### Required task
Lines holding the string "Coinbase" are the ones to copy from this listing.

### Records supplied
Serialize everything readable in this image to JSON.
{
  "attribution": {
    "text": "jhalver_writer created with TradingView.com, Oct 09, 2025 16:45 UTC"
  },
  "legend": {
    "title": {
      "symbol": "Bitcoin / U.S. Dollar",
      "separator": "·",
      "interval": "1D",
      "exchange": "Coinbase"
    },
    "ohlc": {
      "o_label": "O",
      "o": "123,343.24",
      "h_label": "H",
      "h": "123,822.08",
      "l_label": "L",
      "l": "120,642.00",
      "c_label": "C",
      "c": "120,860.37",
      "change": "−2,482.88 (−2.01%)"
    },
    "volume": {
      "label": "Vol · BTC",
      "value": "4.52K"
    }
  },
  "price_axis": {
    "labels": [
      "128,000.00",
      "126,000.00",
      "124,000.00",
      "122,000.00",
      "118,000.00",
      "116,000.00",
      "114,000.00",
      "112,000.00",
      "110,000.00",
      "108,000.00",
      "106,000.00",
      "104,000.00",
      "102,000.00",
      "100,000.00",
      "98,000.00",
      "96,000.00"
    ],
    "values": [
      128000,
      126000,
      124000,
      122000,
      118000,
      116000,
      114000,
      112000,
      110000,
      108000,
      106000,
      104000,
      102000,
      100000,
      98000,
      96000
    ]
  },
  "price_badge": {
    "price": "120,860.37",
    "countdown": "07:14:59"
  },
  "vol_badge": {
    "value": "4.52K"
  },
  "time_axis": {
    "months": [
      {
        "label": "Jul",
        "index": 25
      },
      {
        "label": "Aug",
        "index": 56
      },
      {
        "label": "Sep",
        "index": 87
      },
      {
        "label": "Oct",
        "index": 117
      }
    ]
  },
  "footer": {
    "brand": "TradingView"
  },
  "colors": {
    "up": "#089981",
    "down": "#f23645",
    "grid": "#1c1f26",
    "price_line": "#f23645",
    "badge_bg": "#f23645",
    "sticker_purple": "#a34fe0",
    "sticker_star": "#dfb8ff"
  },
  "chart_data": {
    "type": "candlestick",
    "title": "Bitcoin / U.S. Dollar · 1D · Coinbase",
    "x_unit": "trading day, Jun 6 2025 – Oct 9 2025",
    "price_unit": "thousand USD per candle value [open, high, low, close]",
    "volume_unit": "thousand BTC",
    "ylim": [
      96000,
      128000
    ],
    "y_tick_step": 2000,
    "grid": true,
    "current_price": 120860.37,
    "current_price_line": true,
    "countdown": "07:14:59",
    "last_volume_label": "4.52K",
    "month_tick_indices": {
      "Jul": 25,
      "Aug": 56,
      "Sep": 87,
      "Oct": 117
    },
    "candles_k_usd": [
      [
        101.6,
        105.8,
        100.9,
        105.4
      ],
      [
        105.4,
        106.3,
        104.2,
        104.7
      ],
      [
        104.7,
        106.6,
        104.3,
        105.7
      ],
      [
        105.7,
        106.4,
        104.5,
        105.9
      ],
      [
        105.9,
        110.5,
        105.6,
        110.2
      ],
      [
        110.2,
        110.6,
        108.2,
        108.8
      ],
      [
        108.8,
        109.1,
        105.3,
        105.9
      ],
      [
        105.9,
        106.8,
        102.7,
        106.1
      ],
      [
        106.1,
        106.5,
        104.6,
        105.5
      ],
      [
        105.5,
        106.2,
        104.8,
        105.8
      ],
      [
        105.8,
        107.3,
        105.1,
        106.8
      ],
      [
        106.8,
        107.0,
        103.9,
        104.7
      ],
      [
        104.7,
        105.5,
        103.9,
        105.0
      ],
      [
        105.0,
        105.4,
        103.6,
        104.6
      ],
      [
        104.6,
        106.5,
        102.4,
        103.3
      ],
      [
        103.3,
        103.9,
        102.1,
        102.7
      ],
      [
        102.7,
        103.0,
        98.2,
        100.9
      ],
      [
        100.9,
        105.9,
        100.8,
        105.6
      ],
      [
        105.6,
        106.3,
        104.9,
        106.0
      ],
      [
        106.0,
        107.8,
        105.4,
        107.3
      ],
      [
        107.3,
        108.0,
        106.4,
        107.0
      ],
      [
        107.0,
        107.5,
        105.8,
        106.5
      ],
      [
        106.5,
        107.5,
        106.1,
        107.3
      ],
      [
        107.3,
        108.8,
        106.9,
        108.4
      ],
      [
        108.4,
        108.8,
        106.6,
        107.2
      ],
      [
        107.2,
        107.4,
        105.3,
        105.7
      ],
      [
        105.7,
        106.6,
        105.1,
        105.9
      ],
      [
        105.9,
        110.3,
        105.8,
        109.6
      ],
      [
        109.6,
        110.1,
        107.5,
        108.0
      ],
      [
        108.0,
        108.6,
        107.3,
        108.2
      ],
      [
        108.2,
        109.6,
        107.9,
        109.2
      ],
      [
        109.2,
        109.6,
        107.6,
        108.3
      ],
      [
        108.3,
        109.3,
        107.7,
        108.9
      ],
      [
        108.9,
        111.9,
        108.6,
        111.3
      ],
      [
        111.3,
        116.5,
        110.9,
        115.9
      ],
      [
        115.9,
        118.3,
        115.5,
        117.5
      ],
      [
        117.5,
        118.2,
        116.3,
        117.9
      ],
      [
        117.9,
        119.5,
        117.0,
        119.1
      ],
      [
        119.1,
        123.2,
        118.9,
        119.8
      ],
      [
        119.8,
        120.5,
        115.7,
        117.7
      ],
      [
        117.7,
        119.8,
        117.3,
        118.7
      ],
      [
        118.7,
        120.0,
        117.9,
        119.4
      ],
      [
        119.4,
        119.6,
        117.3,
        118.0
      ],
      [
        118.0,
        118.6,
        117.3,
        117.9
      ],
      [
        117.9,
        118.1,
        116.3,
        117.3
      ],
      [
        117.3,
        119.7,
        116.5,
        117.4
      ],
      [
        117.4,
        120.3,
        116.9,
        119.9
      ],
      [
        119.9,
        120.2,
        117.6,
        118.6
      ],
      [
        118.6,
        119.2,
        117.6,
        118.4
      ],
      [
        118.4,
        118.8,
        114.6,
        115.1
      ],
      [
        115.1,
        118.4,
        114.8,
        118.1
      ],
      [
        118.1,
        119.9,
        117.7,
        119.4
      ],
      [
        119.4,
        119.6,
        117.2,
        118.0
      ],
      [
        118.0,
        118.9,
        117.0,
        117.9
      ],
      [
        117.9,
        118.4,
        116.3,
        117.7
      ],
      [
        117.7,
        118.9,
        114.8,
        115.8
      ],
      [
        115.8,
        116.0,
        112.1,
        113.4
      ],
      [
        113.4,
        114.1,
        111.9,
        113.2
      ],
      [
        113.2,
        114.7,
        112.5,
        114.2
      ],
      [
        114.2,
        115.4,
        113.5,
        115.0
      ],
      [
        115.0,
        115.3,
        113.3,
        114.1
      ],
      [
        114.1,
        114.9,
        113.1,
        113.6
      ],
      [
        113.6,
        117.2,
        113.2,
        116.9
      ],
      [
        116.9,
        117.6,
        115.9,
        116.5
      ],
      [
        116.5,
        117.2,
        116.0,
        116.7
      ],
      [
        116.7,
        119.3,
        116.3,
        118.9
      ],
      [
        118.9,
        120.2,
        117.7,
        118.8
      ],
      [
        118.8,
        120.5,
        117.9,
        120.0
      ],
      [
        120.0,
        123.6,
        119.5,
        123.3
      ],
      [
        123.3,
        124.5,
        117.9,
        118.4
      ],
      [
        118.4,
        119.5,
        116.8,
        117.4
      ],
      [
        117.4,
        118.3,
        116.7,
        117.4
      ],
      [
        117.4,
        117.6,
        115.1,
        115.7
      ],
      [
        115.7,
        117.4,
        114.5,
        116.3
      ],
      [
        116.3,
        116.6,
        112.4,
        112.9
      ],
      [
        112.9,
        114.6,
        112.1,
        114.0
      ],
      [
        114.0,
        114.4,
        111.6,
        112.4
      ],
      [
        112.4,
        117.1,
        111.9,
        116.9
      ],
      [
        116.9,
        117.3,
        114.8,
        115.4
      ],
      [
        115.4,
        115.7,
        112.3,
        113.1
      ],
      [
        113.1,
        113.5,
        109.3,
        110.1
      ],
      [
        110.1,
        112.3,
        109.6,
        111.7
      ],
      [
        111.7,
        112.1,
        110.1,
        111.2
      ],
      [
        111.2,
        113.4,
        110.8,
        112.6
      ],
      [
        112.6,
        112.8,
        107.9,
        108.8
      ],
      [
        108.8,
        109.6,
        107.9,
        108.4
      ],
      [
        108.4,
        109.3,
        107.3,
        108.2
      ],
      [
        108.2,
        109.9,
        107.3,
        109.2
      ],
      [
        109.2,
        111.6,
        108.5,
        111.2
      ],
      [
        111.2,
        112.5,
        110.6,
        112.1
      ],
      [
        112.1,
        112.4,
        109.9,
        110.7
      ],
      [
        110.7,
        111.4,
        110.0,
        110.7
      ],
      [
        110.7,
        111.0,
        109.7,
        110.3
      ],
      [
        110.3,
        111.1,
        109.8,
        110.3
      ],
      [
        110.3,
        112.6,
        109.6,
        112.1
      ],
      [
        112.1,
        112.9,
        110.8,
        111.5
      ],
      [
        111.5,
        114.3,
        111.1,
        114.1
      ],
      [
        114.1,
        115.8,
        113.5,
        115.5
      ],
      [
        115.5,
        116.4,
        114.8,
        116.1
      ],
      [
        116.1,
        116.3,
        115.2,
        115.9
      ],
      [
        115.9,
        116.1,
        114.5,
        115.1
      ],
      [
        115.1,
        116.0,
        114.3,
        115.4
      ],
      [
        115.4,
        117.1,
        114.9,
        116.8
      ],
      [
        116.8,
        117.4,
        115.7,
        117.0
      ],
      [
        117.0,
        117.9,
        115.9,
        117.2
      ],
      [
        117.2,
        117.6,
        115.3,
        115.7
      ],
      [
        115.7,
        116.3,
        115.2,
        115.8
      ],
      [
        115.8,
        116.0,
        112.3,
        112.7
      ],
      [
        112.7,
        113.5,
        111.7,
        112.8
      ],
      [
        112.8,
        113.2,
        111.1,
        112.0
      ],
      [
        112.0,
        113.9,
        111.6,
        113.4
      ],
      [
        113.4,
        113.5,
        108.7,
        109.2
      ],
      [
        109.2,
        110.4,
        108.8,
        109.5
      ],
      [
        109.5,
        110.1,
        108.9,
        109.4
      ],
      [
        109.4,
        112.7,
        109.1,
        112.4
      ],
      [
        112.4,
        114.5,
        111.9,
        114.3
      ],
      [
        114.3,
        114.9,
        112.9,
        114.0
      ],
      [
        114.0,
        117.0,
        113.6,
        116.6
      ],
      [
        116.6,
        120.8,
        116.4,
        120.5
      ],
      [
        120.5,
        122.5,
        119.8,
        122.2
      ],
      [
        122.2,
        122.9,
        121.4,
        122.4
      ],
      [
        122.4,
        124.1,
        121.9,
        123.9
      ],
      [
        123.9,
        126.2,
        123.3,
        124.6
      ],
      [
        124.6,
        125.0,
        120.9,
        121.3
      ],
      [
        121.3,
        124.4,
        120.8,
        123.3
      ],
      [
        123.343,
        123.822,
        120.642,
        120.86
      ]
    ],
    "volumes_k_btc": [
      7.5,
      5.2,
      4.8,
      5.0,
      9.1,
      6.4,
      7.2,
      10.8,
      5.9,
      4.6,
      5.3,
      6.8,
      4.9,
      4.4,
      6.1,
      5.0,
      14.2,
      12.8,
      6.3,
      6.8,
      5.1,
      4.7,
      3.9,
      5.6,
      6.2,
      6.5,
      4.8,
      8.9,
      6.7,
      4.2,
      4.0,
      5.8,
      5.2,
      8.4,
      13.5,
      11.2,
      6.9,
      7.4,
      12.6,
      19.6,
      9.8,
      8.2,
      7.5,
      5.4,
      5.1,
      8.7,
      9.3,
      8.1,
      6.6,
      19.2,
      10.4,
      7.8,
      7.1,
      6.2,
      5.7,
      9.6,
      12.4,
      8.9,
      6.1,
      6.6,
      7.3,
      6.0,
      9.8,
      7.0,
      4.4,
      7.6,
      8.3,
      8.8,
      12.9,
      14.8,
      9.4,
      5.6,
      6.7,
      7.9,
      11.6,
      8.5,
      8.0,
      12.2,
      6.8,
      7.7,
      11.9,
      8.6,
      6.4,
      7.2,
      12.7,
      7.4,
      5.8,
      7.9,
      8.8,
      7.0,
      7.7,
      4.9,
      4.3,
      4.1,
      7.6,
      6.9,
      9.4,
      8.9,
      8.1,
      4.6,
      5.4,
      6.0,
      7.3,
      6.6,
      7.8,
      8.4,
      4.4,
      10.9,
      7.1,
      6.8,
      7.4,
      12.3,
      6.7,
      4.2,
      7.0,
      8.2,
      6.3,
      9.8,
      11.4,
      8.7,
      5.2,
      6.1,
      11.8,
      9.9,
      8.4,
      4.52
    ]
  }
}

### The output
      "exchange": "Coinbase"
    "title": "Bitcoin / U.S. Dollar · 1D · Coinbase",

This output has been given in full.